* What is expected *
Your task is to write out the complete listing exactly as it is shown.

* Data listing *
════════════════════

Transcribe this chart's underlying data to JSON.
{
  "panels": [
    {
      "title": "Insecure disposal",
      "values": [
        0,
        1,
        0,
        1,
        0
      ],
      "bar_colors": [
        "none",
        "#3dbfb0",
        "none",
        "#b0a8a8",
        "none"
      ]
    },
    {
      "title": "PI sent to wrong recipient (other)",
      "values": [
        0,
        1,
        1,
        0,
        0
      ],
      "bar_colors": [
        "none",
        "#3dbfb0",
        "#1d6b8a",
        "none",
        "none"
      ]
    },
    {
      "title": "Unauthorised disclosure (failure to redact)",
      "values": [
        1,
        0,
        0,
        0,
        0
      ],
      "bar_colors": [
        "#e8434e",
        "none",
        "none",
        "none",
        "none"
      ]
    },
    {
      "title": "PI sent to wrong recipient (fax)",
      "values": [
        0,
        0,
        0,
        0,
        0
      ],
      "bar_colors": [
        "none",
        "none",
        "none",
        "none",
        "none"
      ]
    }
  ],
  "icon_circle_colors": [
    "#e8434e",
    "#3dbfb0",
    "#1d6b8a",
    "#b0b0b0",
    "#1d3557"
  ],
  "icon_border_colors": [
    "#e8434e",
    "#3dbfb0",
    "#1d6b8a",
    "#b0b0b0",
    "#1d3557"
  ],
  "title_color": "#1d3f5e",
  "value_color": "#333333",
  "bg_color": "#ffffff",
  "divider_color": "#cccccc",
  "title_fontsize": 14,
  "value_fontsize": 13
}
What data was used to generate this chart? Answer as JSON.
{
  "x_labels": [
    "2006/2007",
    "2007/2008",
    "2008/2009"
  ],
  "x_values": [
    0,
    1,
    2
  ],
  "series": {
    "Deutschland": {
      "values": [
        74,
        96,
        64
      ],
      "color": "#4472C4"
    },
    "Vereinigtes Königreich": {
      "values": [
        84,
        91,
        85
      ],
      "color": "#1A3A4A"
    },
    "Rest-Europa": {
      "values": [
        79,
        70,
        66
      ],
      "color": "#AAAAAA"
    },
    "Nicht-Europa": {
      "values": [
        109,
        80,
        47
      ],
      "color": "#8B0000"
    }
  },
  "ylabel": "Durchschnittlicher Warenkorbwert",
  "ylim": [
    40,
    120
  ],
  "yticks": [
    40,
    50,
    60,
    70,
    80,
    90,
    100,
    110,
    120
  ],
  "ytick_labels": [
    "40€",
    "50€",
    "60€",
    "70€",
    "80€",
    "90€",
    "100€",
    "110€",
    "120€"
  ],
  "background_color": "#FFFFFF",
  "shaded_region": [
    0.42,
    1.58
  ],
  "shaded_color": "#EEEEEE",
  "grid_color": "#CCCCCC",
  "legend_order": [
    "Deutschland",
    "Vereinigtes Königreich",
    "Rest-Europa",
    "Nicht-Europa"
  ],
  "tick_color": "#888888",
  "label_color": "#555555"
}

════════════════════

* Result of the exercise *
Transcribe this chart's underlying data to JSON.
{
  "panels": [
    {
      "title": "Insecure disposal",
      "values": [
        0,
        1,
        0,
        1,
        0
      ],
      "bar_colors": [
        "none",
        "#3dbfb0",
        "none",
        "#b0a8a8",
        "none"
      ]
    },
    {
      "title": "PI sent to wrong recipient (other)",
      "values": [
        0,
        1,
        1,
        0,
        0
      ],
      "bar_colors": [
        "none",
        "#3dbfb0",
        "#1d6b8a",
        "none",
        "none"
      ]
    },
    {
      "title": "Unauthorised disclosure (failure to redact)",
      "values": [
        1,
        0,
        0,
        0,
        0
      ],
      "bar_colors": [
        "#e8434e",
        "none",
        "none",
        "none",
        "none"
      ]
    },
    {
      "title": "PI sent to wrong recipient (fax)",
      "values": [
        0,
        0,
        0,
        0,
        0
      ],
      "bar_colors": [
        "none",
        "none",
        "none",
        "none",
        "none"
      ]
    }
  ],
  "icon_circle_colors": [
    "#e8434e",
    "#3dbfb0",
    "#1d6b8a",
    "#b0b0b0",
    "#1d3557"
  ],
  "icon_border_colors": [
    "#e8434e",
    "#3dbfb0",
    "#1d6b8a",
    "#b0b0b0",
    "#1d3557"
  ],
  "title_color": "#1d3f5e",
  "value_color": "#333333",
  "bg_color": "#ffffff",
  "divider_color": "#cccccc",
  "title_fontsize": 14,
  "value_fontsize": 13
}
What data was used to generate this chart? Answer as JSON.
{
  "x_labels": [
    "2006/2007",
    "2007/2008",
    "2008/2009"
  ],
  "x_values": [
    0,
    1,
    2
  ],
  "series": {
    "Deutschland": {
      "values": [
        74,
        96,
        64
      ],
      "color": "#4472C4"
    },
    "Vereinigtes Königreich": {
      "values": [
        84,
        91,
        85
      ],
      "color": "#1A3A4A"
    },
    "Rest-Europa": {
      "values": [
        79,
        70,
        66
      ],
      "color": "#AAAAAA"
    },
    "Nicht-Europa": {
      "values": [
        109,
        80,
        47
      ],
      "color": "#8B0000"
    }
  },
  "ylabel": "Durchschnittlicher Warenkorbwert",
  "ylim": [
    40,
    120
  ],
  "yticks": [
    40,
    50,
    60,
    70,
    80,
    90,
    100,
    110,
    120
  ],
  "ytick_labels": [
    "40€",
    "50€",
    "60€",
    "70€",
    "80€",
    "90€",
    "100€",
    "110€",
    "120€"
  ],
  "background_color": "#FFFFFF",
  "shaded_region": [
    0.42,
    1.58
  ],
  "shaded_color": "#EEEEEE",
  "grid_color": "#CCCCCC",
  "legend_order": [
    "Deutschland",
    "Vereinigtes Königreich",
    "Rest-Europa",
    "Nicht-Europa"
  ],
  "tick_color": "#888888",
  "label_color": "#555555"
}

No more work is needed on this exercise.